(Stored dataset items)
▶

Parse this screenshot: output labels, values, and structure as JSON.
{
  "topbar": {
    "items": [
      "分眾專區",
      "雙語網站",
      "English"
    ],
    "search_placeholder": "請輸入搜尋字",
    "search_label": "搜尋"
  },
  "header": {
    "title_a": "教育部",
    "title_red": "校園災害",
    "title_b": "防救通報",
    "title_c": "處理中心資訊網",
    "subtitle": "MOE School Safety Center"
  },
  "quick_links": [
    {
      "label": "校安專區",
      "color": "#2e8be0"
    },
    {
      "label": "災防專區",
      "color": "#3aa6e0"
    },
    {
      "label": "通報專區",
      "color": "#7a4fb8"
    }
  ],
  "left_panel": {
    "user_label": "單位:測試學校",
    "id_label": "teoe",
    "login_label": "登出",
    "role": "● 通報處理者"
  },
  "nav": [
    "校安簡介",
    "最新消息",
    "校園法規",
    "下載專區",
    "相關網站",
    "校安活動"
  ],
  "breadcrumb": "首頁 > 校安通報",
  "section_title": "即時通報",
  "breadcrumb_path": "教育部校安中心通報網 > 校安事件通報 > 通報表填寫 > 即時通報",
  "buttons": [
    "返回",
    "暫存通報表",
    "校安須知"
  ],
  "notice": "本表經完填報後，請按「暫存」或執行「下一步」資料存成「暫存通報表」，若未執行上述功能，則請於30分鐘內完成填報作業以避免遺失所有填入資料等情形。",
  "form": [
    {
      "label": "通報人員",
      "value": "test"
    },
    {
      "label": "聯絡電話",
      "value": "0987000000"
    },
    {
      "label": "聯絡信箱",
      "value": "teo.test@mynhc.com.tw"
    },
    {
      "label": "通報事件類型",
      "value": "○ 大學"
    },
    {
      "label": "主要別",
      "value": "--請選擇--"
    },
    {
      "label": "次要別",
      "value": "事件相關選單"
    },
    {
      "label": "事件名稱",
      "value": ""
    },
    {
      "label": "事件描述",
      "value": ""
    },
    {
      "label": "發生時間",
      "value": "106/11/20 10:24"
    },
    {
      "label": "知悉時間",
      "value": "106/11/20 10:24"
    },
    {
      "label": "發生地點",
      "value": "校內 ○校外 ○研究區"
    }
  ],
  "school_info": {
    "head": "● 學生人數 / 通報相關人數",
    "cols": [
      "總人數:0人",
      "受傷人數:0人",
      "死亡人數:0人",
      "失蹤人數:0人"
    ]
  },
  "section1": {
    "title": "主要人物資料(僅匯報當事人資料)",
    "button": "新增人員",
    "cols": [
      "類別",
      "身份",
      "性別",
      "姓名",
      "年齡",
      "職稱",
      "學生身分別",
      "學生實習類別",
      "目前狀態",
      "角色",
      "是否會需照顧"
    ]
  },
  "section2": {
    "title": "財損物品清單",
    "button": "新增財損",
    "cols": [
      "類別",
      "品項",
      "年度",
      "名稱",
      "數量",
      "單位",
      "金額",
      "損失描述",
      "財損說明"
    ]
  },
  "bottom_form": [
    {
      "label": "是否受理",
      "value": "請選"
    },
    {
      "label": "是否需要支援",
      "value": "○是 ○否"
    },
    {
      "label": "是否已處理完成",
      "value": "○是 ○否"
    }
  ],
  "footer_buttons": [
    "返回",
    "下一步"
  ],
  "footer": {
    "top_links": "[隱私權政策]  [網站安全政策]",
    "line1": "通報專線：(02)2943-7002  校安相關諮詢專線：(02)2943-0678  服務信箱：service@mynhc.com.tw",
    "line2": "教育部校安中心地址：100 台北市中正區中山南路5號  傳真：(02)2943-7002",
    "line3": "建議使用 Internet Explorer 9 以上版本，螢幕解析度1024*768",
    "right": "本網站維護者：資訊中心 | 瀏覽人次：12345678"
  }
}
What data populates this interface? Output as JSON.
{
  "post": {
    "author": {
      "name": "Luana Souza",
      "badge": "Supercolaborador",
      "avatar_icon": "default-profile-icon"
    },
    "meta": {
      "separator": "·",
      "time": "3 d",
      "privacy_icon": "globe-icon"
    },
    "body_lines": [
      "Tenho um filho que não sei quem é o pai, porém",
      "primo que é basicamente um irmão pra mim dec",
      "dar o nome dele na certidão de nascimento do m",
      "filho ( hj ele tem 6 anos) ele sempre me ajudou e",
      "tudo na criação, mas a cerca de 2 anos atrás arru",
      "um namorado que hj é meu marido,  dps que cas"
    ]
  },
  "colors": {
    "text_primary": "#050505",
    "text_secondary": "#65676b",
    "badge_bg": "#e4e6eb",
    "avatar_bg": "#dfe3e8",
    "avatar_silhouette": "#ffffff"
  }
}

◀

→ INSTRUCTIONS FOR THE TASK:
Copy every line in the entries above that has the string "JSON" in it.

→ EXERCISE RESPONSE:
Parse this screenshot: output labels, values, and structure as JSON.
What data populates this interface? Output as JSON.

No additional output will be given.